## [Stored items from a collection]
=-=-=-=-=
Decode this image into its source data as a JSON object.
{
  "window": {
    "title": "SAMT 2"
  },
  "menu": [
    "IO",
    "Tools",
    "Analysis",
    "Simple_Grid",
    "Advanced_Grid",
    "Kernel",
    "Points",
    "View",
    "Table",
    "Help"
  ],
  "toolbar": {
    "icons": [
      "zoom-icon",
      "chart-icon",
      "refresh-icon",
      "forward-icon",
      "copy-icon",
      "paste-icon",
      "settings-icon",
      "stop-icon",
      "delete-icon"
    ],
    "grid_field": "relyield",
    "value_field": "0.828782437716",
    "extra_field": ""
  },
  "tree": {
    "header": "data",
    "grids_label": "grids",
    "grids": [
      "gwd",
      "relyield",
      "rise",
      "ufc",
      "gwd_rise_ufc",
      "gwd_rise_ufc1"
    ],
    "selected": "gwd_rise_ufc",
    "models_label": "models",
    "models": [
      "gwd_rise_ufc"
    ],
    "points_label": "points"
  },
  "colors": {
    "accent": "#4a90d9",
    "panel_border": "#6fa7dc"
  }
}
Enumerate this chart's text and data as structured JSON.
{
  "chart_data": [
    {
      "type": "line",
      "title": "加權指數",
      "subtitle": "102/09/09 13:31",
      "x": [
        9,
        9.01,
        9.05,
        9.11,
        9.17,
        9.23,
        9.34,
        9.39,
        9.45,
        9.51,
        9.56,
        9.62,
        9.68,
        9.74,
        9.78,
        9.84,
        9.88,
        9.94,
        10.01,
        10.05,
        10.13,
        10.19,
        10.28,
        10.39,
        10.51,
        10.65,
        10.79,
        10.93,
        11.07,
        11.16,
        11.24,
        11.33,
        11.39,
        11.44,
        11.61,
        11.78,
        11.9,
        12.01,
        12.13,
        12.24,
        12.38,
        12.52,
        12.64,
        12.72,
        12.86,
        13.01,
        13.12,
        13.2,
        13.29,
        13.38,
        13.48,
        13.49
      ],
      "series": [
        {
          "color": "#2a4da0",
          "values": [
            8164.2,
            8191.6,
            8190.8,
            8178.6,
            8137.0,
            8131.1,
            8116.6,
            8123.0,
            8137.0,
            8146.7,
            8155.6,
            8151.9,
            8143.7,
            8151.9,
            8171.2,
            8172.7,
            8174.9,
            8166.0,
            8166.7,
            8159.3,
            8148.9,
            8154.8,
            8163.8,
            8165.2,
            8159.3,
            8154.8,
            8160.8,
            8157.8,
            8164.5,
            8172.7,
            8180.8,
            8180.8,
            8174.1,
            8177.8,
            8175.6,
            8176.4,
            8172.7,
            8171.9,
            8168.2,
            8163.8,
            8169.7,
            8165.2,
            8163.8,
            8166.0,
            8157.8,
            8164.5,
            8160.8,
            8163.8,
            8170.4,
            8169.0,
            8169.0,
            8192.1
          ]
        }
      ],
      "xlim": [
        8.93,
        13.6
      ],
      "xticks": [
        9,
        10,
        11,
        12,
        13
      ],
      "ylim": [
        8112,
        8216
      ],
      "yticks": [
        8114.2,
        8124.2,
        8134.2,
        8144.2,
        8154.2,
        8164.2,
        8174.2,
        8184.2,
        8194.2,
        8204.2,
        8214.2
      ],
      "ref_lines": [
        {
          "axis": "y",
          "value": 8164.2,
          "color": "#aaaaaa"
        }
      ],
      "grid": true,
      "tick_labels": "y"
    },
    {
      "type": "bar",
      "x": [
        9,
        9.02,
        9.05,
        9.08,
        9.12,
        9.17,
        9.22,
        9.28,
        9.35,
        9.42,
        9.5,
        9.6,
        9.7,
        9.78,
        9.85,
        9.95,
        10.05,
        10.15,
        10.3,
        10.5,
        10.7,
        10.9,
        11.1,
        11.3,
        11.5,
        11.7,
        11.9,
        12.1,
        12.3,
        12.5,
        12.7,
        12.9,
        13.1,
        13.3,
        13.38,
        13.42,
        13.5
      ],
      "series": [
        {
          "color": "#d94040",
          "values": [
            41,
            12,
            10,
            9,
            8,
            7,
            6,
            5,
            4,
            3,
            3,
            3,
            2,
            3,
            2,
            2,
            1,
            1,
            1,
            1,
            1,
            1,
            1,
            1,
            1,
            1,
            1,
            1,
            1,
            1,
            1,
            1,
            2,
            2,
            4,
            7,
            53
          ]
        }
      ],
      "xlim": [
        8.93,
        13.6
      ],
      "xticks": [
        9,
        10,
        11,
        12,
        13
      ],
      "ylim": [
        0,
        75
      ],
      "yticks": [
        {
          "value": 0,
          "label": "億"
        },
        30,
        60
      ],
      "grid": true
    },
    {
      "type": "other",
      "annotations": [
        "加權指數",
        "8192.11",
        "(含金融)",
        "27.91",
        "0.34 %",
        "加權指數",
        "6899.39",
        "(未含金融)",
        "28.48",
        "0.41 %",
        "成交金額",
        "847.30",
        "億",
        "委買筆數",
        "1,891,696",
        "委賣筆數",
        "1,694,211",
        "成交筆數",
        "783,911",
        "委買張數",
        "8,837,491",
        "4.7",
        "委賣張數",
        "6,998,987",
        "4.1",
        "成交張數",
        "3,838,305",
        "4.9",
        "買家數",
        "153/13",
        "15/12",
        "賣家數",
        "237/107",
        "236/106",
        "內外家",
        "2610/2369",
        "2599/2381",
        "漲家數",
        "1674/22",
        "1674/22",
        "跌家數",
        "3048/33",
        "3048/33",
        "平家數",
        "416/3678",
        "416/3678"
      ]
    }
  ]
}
=-=-=-=-=
## [AIM OF THE EXERCISE]
Repeat the material above in full, quoting it exactly.

## [WRITTEN REPLY]
Decode this image into its source data as a JSON object.
{
  "window": {
    "title": "SAMT 2"
  },
  "menu": [
    "IO",
    "Tools",
    "Analysis",
    "Simple_Grid",
    "Advanced_Grid",
    "Kernel",
    "Points",
    "View",
    "Table",
    "Help"
  ],
  "toolbar": {
    "icons": [
      "zoom-icon",
      "chart-icon",
      "refresh-icon",
      "forward-icon",
      "copy-icon",
      "paste-icon",
      "settings-icon",
      "stop-icon",
      "delete-icon"
    ],
    "grid_field": "relyield",
    "value_field": "0.828782437716",
    "extra_field": ""
  },
  "tree": {
    "header": "data",
    "grids_label": "grids",
    "grids": [
      "gwd",
      "relyield",
      "rise",
      "ufc",
      "gwd_rise_ufc",
      "gwd_rise_ufc1"
    ],
    "selected": "gwd_rise_ufc",
    "models_label": "models",
    "models": [
      "gwd_rise_ufc"
    ],
    "points_label": "points"
  },
  "colors": {
    "accent": "#4a90d9",
    "panel_border": "#6fa7dc"
  }
}
Enumerate this chart's text and data as structured JSON.
{
  "chart_data": [
    {
      "type": "line",
      "title": "加權指數",
      "subtitle": "102/09/09 13:31",
      "x": [
        9,
        9.01,
        9.05,
        9.11,
        9.17,
        9.23,
        9.34,
        9.39,
        9.45,
        9.51,
        9.56,
        9.62,
        9.68,
        9.74,
        9.78,
        9.84,
        9.88,
        9.94,
        10.01,
        10.05,
        10.13,
        10.19,
        10.28,
        10.39,
        10.51,
        10.65,
        10.79,
        10.93,
        11.07,
        11.16,
        11.24,
        11.33,
        11.39,
        11.44,
        11.61,
        11.78,
        11.9,
        12.01,
        12.13,
        12.24,
        12.38,
        12.52,
        12.64,
        12.72,
        12.86,
        13.01,
        13.12,
        13.2,
        13.29,
        13.38,
        13.48,
        13.49
      ],
      "series": [
        {
          "color": "#2a4da0",
          "values": [
            8164.2,
            8191.6,
            8190.8,
            8178.6,
            8137.0,
            8131.1,
            8116.6,
            8123.0,
            8137.0,
            8146.7,
            8155.6,
            8151.9,
            8143.7,
            8151.9,
            8171.2,
            8172.7,
            8174.9,
            8166.0,
            8166.7,
            8159.3,
            8148.9,
            8154.8,
            8163.8,
            8165.2,
            8159.3,
            8154.8,
            8160.8,
            8157.8,
            8164.5,
            8172.7,
            8180.8,
            8180.8,
            8174.1,
            8177.8,
            8175.6,
            8176.4,
            8172.7,
            8171.9,
            8168.2,
            8163.8,
            8169.7,
            8165.2,
            8163.8,
            8166.0,
            8157.8,
            8164.5,
            8160.8,
            8163.8,
            8170.4,
            8169.0,
            8169.0,
            8192.1
          ]
        }
      ],
      "xlim": [
        8.93,
        13.6
      ],
      "xticks": [
        9,
        10,
        11,
        12,
        13
      ],
      "ylim": [
        8112,
        8216
      ],
      "yticks": [
        8114.2,
        8124.2,
        8134.2,
        8144.2,
        8154.2,
        8164.2,
        8174.2,
        8184.2,
        8194.2,
        8204.2,
        8214.2
      ],
      "ref_lines": [
        {
          "axis": "y",
          "value": 8164.2,
          "color": "#aaaaaa"
        }
      ],
      "grid": true,
      "tick_labels": "y"
    },
    {
      "type": "bar",
      "x": [
        9,
        9.02,
        9.05,
        9.08,
        9.12,
        9.17,
        9.22,
        9.28,
        9.35,
        9.42,
        9.5,
        9.6,
        9.7,
        9.78,
        9.85,
        9.95,
        10.05,
        10.15,
        10.3,
        10.5,
        10.7,
        10.9,
        11.1,
        11.3,
        11.5,
        11.7,
        11.9,
        12.1,
        12.3,
        12.5,
        12.7,
        12.9,
        13.1,
        13.3,
        13.38,
        13.42,
        13.5
      ],
      "series": [
        {
          "color": "#d94040",
          "values": [
            41,
            12,
            10,
            9,
            8,
            7,
            6,
            5,
            4,
            3,
            3,
            3,
            2,
            3,
            2,
            2,
            1,
            1,
            1,
            1,
            1,
            1,
            1,
            1,
            1,
            1,
            1,
            1,
            1,
            1,
            1,
            1,
            2,
            2,
            4,
            7,
            53
          ]
        }
      ],
      "xlim": [
        8.93,
        13.6
      ],
      "xticks": [
        9,
        10,
        11,
        12,
        13
      ],
      "ylim": [
        0,
        75
      ],
      "yticks": [
        {
          "value": 0,
          "label": "億"
        },
        30,
        60
      ],
      "grid": true
    },
    {
      "type": "other",
      "annotations": [
        "加權指數",
        "8192.11",
        "(含金融)",
        "27.91",
        "0.34 %",
        "加權指數",
        "6899.39",
        "(未含金融)",
        "28.48",
        "0.41 %",
        "成交金額",
        "847.30",
        "億",
        "委買筆數",
        "1,891,696",
        "委賣筆數",
        "1,694,211",
        "成交筆數",
        "783,911",
        "委買張數",
        "8,837,491",
        "4.7",
        "委賣張數",
        "6,998,987",
        "4.1",
        "成交張數",
        "3,838,305",
        "4.9",
        "買家數",
        "153/13",
        "15/12",
        "賣家數",
        "237/107",
        "236/106",
        "內外家",
        "2610/2369",
        "2599/2381",
        "漲家數",
        "1674/22",
        "1674/22",
        "跌家數",
        "3048/33",
        "3048/33",
        "平家數",
        "416/3678",
        "416/3678"
      ]
    }
  ]
}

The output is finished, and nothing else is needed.